* What you have to do *
Extract the complete listing and repeat it word for word.
** start Extracted data **
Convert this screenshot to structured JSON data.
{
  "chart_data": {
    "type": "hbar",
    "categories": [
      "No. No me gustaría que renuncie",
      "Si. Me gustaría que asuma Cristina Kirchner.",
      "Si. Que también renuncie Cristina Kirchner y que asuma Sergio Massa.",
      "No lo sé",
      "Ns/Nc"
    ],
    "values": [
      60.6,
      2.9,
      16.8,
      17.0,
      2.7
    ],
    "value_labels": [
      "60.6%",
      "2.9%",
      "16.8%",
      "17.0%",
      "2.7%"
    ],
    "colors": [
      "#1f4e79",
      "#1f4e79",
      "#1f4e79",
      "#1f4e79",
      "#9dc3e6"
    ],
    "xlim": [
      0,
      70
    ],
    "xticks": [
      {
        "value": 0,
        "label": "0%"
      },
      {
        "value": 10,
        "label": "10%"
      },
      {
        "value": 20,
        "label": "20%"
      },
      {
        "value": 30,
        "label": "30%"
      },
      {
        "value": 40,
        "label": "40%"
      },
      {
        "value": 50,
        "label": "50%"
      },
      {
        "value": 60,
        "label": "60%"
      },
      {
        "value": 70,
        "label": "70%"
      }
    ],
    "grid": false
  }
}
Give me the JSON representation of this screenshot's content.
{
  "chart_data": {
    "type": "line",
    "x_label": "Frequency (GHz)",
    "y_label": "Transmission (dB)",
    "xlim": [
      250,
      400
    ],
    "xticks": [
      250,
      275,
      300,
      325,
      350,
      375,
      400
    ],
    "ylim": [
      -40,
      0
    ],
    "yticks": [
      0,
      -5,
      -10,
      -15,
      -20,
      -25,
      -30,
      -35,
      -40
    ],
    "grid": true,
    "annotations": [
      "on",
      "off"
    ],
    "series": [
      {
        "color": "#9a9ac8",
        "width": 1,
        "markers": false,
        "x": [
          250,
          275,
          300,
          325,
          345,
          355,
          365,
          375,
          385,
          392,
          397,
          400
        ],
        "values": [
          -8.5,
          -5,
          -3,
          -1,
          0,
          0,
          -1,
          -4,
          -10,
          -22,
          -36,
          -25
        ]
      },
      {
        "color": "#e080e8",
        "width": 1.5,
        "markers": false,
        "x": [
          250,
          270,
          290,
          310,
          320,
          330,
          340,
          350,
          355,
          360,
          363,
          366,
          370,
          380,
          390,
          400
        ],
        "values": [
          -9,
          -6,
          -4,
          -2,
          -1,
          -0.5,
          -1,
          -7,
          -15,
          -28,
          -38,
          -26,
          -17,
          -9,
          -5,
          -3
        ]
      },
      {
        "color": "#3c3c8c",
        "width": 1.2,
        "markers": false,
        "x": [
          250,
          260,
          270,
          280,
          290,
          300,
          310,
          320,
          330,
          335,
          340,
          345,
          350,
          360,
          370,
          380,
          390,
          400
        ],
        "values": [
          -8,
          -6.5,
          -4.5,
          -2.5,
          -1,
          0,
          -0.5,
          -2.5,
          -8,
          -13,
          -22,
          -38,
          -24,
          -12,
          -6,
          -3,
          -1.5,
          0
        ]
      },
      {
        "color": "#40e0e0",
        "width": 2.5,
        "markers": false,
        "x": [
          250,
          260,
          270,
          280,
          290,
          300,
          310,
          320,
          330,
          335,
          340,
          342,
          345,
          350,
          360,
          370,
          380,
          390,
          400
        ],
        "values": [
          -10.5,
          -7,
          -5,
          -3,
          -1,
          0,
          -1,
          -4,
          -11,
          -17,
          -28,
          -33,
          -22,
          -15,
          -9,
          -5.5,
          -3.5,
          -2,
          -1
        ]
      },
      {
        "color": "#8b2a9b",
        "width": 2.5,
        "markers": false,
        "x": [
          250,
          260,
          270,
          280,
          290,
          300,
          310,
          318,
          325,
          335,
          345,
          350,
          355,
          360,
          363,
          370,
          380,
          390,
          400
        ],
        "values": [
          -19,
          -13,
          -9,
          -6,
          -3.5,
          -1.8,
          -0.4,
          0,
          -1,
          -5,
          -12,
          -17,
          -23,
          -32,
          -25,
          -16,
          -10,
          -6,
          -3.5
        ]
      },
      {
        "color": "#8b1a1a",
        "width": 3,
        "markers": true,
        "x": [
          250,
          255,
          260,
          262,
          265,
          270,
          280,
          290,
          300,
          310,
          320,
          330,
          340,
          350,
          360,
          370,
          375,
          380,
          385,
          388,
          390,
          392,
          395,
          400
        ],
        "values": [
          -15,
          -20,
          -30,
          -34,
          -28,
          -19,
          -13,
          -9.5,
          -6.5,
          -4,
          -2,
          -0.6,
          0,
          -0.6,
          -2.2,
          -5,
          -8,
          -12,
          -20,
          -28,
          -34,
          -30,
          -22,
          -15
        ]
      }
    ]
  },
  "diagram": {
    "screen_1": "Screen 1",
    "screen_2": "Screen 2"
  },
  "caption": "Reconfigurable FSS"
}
** end Extracted data **
* Written answer *
Convert this screenshot to structured JSON data.
{
  "chart_data": {
    "type": "hbar",
    "categories": [
      "No. No me gustaría que renuncie",
      "Si. Me gustaría que asuma Cristina Kirchner.",
      "Si. Que también renuncie Cristina Kirchner y que asuma Sergio Massa.",
      "No lo sé",
      "Ns/Nc"
    ],
    "values": [
      60.6,
      2.9,
      16.8,
      17.0,
      2.7
    ],
    "value_labels": [
      "60.6%",
      "2.9%",
      "16.8%",
      "17.0%",
      "2.7%"
    ],
    "colors": [
      "#1f4e79",
      "#1f4e79",
      "#1f4e79",
      "#1f4e79",
      "#9dc3e6"
    ],
    "xlim": [
      0,
      70
    ],
    "xticks": [
      {
        "value": 0,
        "label": "0%"
      },
      {
        "value": 10,
        "label": "10%"
      },
      {
        "value": 20,
        "label": "20%"
      },
      {
        "value": 30,
        "label": "30%"
      },
      {
        "value": 40,
        "label": "40%"
      },
      {
        "value": 50,
        "label": "50%"
      },
      {
        "value": 60,
        "label": "60%"
      },
      {
        "value": 70,
        "label": "70%"
      }
    ],
    "grid": false
  }
}
Give me the JSON representation of this screenshot's content.
{
  "chart_data": {
    "type": "line",
    "x_label": "Frequency (GHz)",
    "y_label": "Transmission (dB)",
    "xlim": [
      250,
      400
    ],
    "xticks": [
      250,
      275,
      300,
      325,
      350,
      375,
      400
    ],
    "ylim": [
      -40,
      0
    ],
    "yticks": [
      0,
      -5,
      -10,
      -15,
      -20,
      -25,
      -30,
      -35,
      -40
    ],
    "grid": true,
    "annotations": [
      "on",
      "off"
    ],
    "series": [
      {
        "color": "#9a9ac8",
        "width": 1,
        "markers": false,
        "x": [
          250,
          275,
          300,
          325,
          345,
          355,
          365,
          375,
          385,
          392,
          397,
          400
        ],
        "values": [
          -8.5,
          -5,
          -3,
          -1,
          0,
          0,
          -1,
          -4,
          -10,
          -22,
          -36,
          -25
        ]
      },
      {
        "color": "#e080e8",
        "width": 1.5,
        "markers": false,
        "x": [
          250,
          270,
          290,
          310,
          320,
          330,
          340,
          350,
          355,
          360,
          363,
          366,
          370,
          380,
          390,
          400
        ],
        "values": [
          -9,
          -6,
          -4,
          -2,
          -1,
          -0.5,
          -1,
          -7,
          -15,
          -28,
          -38,
          -26,
          -17,
          -9,
          -5,
          -3
        ]
      },
      {
        "color": "#3c3c8c",
        "width": 1.2,
        "markers": false,
        "x": [
          250,
          260,
          270,
          280,
          290,
          300,
          310,
          320,
          330,
          335,
          340,
          345,
          350,
          360,
          370,
          380,
          390,
          400
        ],
        "values": [
          -8,
          -6.5,
          -4.5,
          -2.5,
          -1,
          0,
          -0.5,
          -2.5,
          -8,
          -13,
          -22,
          -38,
          -24,
          -12,
          -6,
          -3,
          -1.5,
          0
        ]
      },
      {
        "color": "#40e0e0",
        "width": 2.5,
        "markers": false,
        "x": [
          250,
          260,
          270,
          280,
          290,
          300,
          310,
          320,
          330,
          335,
          340,
          342,
          345,
          350,
          360,
          370,
          380,
          390,
          400
        ],
        "values": [
          -10.5,
          -7,
          -5,
          -3,
          -1,
          0,
          -1,
          -4,
          -11,
          -17,
          -28,
          -33,
          -22,
          -15,
          -9,
          -5.5,
          -3.5,
          -2,
          -1
        ]
      },
      {
        "color": "#8b2a9b",
        "width": 2.5,
        "markers": false,
        "x": [
          250,
          260,
          270,
          280,
          290,
          300,
          310,
          318,
          325,
          335,
          345,
          350,
          355,
          360,
          363,
          370,
          380,
          390,
          400
        ],
        "values": [
          -19,
          -13,
          -9,
          -6,
          -3.5,
          -1.8,
          -0.4,
          0,
          -1,
          -5,
          -12,
          -17,
          -23,
          -32,
          -25,
          -16,
          -10,
          -6,
          -3.5
        ]
      },
      {
        "color": "#8b1a1a",
        "width": 3,
        "markers": true,
        "x": [
          250,
          255,
          260,
          262,
          265,
          270,
          280,
          290,
          300,
          310,
          320,
          330,
          340,
          350,
          360,
          370,
          375,
          380,
          385,
          388,
          390,
          392,
          395,
          400
        ],
        "values": [
          -15,
          -20,
          -30,
          -34,
          -28,
          -19,
          -13,
          -9.5,
          -6.5,
          -4,
          -2,
          -0.6,
          0,
          -0.6,
          -2.2,
          -5,
          -8,
          -12,
          -20,
          -28,
          -34,
          -30,
          -22,
          -15
        ]
      }
    ]
  },
  "diagram": {
    "screen_1": "Screen 1",
    "screen_2": "Screen 2"
  },
  "caption": "Reconfigurable FSS"
}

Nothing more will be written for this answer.